### Exercise description
Pull out all lines from the listing below in which the word "уплаченная" appears.

(Figure dataset records)
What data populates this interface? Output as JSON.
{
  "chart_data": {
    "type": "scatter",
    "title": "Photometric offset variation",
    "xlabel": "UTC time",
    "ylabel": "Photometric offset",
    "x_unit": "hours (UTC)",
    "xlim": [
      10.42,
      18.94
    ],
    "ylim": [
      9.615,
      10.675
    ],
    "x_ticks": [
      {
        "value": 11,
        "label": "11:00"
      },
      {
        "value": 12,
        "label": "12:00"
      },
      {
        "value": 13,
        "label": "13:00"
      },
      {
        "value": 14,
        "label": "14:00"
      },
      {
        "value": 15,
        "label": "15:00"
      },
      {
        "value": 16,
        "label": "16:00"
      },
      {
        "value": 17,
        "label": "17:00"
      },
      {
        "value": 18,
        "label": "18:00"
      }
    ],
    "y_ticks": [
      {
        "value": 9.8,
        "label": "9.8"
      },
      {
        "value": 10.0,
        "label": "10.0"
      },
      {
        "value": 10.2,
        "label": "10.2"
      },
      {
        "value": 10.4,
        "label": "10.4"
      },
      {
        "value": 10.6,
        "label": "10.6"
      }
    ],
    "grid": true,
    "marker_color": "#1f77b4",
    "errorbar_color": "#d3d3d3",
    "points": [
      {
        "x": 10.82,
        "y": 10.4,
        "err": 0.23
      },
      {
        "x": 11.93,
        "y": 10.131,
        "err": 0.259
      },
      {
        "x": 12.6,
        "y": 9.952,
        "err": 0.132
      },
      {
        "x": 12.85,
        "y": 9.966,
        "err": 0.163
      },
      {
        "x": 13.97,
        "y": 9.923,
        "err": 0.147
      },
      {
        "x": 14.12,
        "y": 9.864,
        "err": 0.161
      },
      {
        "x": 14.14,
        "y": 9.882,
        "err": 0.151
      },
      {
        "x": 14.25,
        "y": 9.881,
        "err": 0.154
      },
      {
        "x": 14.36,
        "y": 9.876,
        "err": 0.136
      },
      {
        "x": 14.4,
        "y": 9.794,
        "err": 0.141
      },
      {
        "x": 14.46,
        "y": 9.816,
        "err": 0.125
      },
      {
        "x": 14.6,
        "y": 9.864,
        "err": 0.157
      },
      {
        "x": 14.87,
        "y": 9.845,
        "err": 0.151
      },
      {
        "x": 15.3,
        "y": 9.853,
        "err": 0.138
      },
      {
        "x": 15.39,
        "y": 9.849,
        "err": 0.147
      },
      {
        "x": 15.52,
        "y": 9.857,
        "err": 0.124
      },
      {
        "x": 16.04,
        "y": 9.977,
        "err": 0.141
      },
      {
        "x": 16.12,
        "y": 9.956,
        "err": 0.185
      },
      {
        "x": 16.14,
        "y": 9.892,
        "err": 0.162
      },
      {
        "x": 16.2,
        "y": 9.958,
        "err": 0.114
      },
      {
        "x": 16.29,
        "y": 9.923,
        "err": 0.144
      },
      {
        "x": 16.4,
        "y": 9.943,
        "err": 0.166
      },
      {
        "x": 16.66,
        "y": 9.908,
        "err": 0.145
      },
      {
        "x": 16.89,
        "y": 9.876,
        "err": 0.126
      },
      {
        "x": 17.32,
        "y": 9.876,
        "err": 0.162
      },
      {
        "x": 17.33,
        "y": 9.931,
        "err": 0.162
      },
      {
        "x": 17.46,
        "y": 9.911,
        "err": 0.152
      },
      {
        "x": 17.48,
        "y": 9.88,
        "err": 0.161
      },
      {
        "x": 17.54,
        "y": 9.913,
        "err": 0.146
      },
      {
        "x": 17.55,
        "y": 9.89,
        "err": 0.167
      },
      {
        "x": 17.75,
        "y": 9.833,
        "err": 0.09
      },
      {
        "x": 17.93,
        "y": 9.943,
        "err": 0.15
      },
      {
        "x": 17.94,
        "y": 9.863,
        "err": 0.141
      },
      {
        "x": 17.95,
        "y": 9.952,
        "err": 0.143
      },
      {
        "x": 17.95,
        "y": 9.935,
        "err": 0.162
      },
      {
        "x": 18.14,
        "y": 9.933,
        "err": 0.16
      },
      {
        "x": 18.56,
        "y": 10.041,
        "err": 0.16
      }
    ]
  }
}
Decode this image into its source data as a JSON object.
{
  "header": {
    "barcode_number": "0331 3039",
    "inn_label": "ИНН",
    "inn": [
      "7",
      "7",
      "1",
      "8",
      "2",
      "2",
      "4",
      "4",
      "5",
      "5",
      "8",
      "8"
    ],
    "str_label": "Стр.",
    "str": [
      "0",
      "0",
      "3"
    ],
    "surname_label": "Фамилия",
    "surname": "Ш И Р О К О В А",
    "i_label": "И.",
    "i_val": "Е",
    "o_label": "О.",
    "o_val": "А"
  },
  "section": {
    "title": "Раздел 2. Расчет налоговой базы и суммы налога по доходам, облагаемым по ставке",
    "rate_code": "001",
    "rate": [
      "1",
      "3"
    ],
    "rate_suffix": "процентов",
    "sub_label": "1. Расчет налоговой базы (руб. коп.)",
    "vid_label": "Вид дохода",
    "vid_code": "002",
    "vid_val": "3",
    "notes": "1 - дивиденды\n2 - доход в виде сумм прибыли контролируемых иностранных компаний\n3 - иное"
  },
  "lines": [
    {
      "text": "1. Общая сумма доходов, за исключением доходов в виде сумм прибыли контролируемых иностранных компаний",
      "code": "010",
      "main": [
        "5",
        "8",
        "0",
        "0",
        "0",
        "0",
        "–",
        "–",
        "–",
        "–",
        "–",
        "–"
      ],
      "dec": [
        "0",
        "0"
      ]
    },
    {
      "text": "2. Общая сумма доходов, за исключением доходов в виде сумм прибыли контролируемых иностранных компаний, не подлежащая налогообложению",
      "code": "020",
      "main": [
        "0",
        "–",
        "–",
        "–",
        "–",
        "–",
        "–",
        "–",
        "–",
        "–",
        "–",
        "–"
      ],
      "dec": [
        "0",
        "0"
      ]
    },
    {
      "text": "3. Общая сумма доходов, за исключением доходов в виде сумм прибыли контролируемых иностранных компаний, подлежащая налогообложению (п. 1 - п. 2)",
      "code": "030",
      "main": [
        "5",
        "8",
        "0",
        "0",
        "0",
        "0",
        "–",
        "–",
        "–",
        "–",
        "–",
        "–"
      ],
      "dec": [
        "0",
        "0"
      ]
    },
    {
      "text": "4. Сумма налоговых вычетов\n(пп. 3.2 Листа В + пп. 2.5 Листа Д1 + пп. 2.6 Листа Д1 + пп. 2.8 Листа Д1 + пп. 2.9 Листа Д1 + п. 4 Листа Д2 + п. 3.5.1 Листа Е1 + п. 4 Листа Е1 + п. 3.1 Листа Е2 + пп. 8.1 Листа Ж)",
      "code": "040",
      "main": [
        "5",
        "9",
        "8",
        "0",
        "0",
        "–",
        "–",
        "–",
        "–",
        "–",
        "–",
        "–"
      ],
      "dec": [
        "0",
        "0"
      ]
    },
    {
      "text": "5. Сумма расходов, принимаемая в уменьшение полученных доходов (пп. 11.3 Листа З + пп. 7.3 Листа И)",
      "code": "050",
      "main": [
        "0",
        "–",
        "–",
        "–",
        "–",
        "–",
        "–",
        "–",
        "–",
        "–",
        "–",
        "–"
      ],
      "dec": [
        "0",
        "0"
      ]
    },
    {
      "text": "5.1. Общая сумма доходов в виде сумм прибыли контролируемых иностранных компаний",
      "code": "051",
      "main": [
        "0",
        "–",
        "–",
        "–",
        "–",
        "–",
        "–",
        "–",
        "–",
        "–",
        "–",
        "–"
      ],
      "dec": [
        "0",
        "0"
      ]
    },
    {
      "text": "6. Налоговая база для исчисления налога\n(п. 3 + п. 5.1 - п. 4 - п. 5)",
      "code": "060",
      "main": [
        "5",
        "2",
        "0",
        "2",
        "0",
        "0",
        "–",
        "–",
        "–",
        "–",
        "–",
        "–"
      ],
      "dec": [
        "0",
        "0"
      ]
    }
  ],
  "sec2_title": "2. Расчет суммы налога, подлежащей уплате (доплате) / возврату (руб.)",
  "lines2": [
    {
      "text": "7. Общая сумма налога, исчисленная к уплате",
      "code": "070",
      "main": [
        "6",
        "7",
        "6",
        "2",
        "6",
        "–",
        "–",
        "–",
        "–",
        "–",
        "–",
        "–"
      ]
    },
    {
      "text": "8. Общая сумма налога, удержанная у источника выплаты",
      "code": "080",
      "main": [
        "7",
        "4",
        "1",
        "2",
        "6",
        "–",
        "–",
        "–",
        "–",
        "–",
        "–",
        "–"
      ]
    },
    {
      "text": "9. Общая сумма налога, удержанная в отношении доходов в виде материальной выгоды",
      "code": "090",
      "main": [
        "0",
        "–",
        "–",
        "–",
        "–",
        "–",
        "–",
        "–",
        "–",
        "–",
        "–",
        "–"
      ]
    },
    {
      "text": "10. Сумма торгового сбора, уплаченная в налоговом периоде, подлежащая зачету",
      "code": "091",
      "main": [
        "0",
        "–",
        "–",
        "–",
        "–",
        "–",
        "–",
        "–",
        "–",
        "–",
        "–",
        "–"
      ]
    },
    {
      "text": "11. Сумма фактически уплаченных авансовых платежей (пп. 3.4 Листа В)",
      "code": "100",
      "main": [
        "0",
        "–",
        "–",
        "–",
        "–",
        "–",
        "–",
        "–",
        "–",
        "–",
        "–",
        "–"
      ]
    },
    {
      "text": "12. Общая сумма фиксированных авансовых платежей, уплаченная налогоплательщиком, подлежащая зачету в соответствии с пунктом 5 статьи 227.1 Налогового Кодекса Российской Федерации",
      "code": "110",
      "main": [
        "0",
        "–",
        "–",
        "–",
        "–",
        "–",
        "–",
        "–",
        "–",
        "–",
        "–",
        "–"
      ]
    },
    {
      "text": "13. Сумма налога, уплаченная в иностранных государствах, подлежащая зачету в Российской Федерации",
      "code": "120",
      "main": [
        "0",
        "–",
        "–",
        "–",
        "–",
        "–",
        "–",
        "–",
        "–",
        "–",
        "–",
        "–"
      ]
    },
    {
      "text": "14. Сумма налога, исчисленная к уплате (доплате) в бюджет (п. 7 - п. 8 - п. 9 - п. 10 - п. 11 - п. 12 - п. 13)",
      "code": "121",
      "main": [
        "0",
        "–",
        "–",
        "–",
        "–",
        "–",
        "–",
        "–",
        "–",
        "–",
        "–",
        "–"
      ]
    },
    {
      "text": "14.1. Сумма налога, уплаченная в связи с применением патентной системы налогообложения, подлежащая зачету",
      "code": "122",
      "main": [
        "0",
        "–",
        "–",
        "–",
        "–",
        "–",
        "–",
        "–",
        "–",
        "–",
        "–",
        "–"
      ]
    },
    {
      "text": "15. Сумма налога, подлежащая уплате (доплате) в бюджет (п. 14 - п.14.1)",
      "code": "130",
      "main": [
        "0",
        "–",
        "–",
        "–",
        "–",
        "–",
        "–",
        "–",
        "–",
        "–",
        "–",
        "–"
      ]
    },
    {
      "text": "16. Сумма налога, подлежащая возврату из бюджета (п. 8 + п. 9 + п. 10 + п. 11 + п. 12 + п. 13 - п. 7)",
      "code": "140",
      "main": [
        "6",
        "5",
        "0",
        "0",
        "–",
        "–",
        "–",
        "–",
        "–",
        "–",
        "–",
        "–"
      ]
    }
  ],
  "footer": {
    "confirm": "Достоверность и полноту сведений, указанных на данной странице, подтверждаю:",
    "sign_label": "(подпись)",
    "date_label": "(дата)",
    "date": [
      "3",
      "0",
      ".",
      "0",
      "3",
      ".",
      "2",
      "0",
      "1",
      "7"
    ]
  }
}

### Solution
      "text": "10. Сумма торгового сбора, уплаченная в налоговом периоде, подлежащая зачету",
      "text": "12. Общая сумма фиксированных авансовых платежей, уплаченная налогоплательщиком, подлежащая зачету в соответствии с пунктом 5 статьи 227.1 Налогового Кодекса Российской Федерации",
      "text": "13. Сумма налога, уплаченная в иностранных государствах, подлежащая зачету в Российской Федерации",
      "text": "14.1. Сумма налога, уплаченная в связи с применением патентной системы налогообложения, подлежащая зачету",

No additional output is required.